● **What you need to do**:
Copy out the records word for word, from the first line through the line containing "bond [186,150,221,186]".

[Start Extracted entries]

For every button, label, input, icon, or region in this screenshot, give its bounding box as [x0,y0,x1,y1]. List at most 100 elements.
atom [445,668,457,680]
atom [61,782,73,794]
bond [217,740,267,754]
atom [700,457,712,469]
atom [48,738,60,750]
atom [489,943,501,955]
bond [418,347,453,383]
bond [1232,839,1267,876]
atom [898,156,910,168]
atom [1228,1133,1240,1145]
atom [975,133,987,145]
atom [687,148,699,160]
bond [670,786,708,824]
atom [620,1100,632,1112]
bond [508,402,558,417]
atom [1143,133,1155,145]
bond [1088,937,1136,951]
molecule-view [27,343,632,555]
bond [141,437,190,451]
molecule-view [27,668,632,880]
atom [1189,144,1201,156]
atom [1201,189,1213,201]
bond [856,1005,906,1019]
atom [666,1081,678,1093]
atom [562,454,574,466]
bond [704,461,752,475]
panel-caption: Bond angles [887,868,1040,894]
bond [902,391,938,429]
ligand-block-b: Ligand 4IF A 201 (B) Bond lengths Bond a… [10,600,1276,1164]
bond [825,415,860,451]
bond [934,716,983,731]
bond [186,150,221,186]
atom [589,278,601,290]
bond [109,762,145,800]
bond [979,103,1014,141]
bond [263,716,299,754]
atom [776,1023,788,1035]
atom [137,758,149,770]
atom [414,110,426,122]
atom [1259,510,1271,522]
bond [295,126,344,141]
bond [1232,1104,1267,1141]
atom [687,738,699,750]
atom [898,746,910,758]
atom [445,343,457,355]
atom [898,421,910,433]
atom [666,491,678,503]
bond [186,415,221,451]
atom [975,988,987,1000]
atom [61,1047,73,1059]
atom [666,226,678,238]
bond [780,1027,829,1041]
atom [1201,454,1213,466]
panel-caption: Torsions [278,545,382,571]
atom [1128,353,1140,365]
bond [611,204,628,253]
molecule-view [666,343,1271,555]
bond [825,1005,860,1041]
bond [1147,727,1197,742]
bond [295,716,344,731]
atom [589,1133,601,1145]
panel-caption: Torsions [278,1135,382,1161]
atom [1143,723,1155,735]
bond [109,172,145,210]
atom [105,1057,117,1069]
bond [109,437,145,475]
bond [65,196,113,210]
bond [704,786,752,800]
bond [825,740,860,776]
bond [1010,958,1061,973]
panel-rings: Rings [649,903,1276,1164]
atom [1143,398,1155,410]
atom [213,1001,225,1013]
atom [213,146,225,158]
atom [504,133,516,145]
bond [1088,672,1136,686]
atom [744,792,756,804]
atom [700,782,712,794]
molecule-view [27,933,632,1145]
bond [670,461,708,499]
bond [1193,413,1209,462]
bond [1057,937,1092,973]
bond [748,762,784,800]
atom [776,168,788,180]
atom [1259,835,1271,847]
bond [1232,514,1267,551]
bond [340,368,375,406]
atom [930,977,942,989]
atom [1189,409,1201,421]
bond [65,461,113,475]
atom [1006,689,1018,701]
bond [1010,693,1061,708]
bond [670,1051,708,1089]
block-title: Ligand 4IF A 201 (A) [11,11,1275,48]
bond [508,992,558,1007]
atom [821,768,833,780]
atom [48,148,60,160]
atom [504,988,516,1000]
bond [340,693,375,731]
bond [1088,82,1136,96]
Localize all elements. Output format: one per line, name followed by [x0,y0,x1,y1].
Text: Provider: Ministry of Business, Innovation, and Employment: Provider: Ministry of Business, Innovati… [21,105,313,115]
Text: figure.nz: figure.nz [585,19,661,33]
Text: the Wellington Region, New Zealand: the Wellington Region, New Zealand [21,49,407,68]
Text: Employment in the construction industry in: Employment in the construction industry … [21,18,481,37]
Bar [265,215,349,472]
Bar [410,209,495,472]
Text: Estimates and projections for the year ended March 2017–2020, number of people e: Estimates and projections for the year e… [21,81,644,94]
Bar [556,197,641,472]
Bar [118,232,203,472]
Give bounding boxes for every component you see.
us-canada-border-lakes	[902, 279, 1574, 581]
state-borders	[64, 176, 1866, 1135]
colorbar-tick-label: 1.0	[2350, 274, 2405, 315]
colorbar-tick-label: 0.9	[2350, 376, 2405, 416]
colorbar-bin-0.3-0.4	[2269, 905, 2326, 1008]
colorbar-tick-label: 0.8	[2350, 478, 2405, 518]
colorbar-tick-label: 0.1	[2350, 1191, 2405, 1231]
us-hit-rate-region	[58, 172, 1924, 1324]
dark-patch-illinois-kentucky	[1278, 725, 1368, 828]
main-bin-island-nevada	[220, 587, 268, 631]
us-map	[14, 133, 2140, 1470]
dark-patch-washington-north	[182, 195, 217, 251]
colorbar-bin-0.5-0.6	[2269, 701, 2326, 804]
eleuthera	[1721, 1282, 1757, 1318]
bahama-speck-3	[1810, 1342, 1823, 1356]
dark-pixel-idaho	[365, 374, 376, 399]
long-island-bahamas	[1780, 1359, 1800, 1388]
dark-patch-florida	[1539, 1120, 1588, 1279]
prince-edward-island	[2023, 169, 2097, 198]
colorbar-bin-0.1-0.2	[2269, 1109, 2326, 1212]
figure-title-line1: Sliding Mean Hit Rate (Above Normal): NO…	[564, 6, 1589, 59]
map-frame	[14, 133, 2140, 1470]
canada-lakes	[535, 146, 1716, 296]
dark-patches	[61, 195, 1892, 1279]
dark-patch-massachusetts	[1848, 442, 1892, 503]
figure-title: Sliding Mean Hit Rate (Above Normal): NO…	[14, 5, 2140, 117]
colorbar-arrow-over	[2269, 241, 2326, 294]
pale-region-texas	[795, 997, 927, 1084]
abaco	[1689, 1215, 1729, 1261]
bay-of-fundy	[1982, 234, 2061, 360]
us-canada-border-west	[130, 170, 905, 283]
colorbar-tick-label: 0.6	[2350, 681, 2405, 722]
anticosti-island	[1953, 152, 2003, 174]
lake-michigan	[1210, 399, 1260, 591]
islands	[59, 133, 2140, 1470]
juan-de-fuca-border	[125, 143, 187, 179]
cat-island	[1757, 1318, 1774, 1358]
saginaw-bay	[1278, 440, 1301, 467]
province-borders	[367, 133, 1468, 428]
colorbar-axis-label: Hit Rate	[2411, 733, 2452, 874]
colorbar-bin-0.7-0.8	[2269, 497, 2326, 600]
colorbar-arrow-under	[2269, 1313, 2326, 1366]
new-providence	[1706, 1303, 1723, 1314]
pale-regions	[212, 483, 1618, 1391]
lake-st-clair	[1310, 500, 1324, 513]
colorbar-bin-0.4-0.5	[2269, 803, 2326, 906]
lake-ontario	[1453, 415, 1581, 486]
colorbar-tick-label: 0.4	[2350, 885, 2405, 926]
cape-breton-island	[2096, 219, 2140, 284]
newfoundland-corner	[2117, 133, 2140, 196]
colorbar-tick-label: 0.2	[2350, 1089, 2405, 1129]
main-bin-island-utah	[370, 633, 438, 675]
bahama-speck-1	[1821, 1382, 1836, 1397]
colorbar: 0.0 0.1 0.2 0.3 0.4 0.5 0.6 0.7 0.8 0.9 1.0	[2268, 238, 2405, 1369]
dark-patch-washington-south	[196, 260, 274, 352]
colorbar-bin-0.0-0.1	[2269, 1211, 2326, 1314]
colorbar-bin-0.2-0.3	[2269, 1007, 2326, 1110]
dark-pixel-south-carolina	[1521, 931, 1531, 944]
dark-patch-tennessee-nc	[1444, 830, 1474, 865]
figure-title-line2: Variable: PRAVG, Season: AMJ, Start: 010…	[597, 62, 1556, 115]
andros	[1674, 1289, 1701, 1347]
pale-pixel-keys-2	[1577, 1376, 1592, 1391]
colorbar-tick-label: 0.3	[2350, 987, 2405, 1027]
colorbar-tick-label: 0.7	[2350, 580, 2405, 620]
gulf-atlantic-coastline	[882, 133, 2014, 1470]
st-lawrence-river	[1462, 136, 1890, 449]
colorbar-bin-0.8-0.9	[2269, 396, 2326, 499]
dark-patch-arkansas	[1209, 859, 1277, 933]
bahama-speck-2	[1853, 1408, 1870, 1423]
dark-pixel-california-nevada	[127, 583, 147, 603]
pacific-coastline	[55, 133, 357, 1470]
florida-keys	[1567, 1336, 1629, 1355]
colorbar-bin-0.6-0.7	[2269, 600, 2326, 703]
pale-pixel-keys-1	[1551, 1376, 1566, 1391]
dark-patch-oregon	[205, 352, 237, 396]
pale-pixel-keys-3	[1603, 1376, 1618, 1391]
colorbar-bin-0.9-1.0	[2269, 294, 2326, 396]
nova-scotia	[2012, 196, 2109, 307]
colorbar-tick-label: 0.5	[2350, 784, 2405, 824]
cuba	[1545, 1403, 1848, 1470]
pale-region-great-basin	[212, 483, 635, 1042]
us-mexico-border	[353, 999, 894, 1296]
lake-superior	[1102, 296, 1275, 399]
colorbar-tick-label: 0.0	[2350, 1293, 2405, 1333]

[End Extracted entries]

● **Task answer**:
For every button, label, input, icon, or region in this screenshot, give its bounding box as [x0,y0,x1,y1]. List at most 100 elements.
atom [445,668,457,680]
atom [61,782,73,794]
bond [217,740,267,754]
atom [700,457,712,469]
atom [48,738,60,750]
atom [489,943,501,955]
bond [418,347,453,383]
bond [1232,839,1267,876]
atom [898,156,910,168]
atom [1228,1133,1240,1145]
atom [975,133,987,145]
atom [687,148,699,160]
bond [670,786,708,824]
atom [620,1100,632,1112]
bond [508,402,558,417]
atom [1143,133,1155,145]
bond [1088,937,1136,951]
molecule-view [27,343,632,555]
bond [141,437,190,451]
molecule-view [27,668,632,880]
atom [1189,144,1201,156]
atom [1201,189,1213,201]
bond [856,1005,906,1019]
atom [666,1081,678,1093]
atom [562,454,574,466]
bond [704,461,752,475]
panel-caption: Bond angles [887,868,1040,894]
bond [902,391,938,429]
ligand-block-b: Ligand 4IF A 201 (B) Bond lengths Bond a… [10,600,1276,1164]
bond [825,415,860,451]
bond [934,716,983,731]
bond [186,150,221,186]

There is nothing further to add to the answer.